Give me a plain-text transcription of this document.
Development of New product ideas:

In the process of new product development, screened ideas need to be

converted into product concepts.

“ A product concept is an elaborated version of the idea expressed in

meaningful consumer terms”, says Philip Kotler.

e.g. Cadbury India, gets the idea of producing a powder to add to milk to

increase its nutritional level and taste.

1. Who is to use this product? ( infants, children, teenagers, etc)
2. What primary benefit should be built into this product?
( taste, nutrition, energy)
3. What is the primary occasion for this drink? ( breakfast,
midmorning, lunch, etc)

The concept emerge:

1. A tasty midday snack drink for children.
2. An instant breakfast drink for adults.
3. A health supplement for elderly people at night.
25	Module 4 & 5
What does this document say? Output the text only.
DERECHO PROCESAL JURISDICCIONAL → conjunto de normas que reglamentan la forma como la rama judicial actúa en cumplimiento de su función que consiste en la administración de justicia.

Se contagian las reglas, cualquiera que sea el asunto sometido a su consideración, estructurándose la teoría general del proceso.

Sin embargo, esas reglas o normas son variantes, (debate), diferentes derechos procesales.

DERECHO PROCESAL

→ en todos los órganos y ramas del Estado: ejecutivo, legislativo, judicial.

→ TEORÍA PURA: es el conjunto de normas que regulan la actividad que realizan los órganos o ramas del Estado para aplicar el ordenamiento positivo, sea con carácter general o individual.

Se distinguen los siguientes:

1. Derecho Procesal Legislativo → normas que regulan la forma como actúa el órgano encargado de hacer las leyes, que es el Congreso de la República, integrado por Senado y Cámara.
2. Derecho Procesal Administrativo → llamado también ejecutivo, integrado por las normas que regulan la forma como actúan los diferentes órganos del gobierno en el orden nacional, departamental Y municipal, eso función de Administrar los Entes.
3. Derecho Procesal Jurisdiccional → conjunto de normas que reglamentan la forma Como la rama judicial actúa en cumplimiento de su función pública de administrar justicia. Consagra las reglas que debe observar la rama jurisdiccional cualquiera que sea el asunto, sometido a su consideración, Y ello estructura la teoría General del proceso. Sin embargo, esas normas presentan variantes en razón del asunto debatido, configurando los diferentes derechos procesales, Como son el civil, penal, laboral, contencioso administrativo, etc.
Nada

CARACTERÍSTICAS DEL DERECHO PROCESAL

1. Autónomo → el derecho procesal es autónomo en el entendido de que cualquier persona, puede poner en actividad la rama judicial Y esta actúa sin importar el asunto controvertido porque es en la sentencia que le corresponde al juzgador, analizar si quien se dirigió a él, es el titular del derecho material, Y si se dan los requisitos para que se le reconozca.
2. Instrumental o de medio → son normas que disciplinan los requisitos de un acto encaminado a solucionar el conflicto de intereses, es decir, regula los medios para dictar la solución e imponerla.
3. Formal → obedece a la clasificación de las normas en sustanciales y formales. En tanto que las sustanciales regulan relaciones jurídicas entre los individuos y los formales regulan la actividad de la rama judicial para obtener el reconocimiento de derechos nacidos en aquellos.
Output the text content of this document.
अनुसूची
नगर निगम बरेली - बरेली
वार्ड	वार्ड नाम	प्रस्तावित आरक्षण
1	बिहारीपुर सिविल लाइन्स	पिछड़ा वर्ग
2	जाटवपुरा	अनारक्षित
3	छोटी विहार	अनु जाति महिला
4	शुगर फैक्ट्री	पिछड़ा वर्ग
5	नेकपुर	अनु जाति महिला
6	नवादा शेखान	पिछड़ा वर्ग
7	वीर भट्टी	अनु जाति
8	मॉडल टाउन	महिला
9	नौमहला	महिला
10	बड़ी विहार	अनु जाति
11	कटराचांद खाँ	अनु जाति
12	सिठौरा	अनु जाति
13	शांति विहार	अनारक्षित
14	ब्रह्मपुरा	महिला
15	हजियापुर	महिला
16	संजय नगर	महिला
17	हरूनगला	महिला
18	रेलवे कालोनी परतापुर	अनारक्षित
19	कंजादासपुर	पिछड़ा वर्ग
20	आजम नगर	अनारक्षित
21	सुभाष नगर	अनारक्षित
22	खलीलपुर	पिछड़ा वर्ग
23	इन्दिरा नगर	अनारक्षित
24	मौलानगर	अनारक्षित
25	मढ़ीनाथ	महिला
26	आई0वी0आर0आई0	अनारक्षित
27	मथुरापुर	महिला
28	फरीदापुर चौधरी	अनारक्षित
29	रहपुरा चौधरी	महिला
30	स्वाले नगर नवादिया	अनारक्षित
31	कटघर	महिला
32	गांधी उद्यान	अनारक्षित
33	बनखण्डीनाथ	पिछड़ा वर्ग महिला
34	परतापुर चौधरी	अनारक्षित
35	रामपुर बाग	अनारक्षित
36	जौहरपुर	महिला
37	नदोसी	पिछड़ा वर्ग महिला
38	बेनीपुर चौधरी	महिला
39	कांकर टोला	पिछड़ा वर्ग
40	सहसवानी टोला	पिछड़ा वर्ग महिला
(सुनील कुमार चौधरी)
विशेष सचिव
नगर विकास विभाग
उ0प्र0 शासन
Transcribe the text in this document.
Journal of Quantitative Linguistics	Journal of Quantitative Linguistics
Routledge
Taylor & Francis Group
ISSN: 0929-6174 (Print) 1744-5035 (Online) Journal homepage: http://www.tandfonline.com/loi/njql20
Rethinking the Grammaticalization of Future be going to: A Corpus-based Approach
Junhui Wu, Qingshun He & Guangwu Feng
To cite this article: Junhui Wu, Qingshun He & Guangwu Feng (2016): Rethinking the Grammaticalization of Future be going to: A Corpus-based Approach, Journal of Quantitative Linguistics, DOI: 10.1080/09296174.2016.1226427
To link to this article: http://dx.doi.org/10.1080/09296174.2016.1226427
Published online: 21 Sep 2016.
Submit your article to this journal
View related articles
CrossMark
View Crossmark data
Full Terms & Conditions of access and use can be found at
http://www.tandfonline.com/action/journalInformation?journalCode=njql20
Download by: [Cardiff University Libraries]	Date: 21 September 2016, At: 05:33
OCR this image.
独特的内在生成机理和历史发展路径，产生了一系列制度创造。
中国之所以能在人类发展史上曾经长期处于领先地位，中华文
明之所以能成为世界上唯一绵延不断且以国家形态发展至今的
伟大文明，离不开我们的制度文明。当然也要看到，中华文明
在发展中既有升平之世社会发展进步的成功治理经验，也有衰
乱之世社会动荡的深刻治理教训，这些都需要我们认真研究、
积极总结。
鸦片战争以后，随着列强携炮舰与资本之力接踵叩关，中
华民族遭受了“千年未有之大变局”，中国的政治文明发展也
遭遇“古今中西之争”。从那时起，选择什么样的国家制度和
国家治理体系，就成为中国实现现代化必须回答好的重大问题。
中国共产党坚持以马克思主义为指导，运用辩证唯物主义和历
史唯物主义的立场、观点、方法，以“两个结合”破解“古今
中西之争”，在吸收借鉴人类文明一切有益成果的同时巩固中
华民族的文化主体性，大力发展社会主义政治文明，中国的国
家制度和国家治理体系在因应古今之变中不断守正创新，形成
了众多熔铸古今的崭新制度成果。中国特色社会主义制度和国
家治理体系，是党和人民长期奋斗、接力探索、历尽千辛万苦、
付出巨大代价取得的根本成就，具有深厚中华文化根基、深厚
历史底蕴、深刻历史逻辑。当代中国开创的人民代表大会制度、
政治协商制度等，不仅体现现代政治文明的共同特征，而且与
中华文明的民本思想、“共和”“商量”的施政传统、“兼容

::::::::

The exercise
Find each line holding the word "Linguistics" and copy it.

Answer to this task
Journal of Quantitative Linguistics	Journal of Quantitative Linguistics
To cite this article: Junhui Wu, Qingshun He & Guangwu Feng (2016): Rethinking the Grammaticalization of Future be going to: A Corpus-based Approach, Journal of Quantitative Linguistics, DOI: 10.1080/09296174.2016.1226427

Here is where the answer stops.